→ **AIM OF THE TASK**
Locate the line with "Read all visible content and emit it as JSON." in the material. Copy that line and each one after it, through the last, exactly and with nothing else.

-- start --

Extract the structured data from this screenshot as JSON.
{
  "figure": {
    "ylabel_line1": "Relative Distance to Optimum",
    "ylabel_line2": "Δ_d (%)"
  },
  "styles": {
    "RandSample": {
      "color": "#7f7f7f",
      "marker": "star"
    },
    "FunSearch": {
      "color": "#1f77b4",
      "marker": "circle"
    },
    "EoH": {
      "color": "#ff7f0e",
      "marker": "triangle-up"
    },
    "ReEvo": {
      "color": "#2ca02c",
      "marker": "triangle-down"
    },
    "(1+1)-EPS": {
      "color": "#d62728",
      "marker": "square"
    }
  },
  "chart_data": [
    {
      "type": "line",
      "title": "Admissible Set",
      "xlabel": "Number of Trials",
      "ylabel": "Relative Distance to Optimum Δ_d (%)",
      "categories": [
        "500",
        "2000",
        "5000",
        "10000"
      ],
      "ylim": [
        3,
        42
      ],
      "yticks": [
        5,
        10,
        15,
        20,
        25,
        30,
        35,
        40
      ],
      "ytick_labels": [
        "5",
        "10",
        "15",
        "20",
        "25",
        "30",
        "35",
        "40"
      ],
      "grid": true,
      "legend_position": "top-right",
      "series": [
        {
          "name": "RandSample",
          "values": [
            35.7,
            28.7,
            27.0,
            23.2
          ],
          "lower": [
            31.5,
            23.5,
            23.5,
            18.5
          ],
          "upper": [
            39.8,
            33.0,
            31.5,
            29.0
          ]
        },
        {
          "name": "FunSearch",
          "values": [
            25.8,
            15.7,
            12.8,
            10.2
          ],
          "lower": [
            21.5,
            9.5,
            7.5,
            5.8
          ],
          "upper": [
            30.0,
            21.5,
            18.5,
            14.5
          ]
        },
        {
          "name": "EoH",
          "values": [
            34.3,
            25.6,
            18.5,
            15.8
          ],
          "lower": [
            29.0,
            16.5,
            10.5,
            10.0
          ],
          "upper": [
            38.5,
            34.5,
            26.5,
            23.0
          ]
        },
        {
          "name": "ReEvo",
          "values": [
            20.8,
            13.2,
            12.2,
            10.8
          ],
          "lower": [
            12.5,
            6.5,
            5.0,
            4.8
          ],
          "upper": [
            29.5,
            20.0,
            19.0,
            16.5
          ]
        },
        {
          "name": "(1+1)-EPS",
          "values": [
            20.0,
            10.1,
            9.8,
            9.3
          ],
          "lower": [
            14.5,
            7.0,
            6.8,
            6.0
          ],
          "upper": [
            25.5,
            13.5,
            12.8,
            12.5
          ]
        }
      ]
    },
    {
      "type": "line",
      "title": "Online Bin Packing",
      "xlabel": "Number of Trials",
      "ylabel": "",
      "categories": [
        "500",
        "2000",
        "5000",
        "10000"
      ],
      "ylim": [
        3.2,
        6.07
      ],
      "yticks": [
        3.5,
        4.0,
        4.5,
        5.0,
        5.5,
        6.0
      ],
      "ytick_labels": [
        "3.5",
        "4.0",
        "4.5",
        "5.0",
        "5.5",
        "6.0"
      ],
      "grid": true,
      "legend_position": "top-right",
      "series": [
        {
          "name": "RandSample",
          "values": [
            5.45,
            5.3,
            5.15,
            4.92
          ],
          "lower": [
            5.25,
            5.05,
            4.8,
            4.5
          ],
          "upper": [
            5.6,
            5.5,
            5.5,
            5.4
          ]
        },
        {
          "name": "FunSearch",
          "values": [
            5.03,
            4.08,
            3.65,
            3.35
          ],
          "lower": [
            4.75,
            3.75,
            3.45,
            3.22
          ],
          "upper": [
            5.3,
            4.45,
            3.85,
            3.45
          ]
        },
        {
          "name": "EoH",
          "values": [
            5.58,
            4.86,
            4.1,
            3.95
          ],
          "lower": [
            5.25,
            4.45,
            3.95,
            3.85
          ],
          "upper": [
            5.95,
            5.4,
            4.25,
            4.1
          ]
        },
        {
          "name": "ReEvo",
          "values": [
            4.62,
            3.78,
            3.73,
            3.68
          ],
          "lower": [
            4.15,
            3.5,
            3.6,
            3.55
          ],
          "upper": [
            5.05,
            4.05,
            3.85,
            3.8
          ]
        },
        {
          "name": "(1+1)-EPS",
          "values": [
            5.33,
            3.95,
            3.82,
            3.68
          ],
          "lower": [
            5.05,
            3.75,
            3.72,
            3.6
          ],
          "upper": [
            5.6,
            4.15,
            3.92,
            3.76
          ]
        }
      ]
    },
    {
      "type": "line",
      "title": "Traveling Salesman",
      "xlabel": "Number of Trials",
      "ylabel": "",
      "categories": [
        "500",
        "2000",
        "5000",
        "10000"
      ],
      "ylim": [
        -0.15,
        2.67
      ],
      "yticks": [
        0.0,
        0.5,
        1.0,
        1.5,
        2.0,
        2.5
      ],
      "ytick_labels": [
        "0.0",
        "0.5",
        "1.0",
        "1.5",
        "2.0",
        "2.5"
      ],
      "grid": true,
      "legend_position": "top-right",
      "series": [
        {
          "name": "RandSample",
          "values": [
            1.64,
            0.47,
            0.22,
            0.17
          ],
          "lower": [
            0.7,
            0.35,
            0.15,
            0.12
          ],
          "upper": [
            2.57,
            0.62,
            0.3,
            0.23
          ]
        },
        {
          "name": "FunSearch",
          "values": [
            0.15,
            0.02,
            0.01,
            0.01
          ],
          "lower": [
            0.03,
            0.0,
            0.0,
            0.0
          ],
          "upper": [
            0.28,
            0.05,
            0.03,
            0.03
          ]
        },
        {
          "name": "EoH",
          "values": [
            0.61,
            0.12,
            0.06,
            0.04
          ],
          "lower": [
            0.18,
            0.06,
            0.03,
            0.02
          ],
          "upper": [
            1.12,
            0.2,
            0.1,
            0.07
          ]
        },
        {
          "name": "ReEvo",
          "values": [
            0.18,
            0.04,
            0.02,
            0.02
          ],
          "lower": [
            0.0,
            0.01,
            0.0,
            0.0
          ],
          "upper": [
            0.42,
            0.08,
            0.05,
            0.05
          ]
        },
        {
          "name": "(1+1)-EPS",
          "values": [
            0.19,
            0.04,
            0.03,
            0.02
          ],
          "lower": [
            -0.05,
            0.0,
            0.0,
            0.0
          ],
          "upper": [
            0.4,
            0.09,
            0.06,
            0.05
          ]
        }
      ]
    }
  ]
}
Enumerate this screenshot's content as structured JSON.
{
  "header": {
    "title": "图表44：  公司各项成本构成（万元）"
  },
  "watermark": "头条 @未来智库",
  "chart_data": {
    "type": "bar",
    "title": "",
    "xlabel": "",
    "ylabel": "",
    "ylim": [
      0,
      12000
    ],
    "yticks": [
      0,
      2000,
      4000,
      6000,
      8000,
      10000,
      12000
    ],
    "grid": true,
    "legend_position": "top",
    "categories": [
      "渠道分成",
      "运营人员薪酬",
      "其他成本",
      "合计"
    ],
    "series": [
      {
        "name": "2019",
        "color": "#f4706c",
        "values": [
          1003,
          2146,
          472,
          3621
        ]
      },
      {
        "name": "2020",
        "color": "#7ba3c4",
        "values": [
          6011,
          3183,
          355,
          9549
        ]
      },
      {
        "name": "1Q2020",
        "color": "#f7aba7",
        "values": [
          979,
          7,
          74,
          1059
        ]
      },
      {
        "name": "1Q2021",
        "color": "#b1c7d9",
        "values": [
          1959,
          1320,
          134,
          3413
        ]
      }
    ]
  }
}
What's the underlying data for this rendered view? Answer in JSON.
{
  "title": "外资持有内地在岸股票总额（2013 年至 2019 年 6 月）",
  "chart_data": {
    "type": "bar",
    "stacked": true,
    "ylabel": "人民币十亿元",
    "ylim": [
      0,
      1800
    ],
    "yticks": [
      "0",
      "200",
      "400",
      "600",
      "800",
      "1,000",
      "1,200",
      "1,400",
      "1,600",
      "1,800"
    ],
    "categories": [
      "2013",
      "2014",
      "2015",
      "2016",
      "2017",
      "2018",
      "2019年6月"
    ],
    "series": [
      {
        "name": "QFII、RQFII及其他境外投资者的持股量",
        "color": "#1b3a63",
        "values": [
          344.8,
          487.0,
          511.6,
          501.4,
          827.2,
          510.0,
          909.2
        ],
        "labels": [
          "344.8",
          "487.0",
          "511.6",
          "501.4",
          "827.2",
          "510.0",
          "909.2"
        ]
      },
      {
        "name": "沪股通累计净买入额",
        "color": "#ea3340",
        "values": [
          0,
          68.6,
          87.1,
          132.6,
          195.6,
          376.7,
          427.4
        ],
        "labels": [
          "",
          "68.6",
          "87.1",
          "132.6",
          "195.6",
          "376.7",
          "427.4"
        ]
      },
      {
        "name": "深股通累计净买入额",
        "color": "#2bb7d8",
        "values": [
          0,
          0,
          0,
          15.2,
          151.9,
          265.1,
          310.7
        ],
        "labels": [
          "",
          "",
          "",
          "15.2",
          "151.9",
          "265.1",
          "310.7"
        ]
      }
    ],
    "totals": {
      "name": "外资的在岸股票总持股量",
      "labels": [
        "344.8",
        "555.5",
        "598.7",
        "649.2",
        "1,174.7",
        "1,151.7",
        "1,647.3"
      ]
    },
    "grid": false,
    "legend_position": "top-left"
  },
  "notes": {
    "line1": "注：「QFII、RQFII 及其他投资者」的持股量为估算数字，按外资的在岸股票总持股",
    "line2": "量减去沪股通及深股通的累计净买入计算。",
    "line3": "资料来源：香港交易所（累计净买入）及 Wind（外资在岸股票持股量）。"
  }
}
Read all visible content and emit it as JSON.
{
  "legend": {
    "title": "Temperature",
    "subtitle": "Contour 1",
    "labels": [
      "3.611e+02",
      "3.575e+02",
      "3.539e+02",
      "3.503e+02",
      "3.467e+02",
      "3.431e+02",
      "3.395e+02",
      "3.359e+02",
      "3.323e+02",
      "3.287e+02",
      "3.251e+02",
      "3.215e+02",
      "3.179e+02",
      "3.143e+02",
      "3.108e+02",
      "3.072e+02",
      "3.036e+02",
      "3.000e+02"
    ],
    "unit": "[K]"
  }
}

-- end --

→ **FINISHED TASK**
Read all visible content and emit it as JSON.
{
  "legend": {
    "title": "Temperature",
    "subtitle": "Contour 1",
    "labels": [
      "3.611e+02",
      "3.575e+02",
      "3.539e+02",
      "3.503e+02",
      "3.467e+02",
      "3.431e+02",
      "3.395e+02",
      "3.359e+02",
      "3.323e+02",
      "3.287e+02",
      "3.251e+02",
      "3.215e+02",
      "3.179e+02",
      "3.143e+02",
      "3.108e+02",
      "3.072e+02",
      "3.036e+02",
      "3.000e+02"
    ],
    "unit": "[K]"
  }
}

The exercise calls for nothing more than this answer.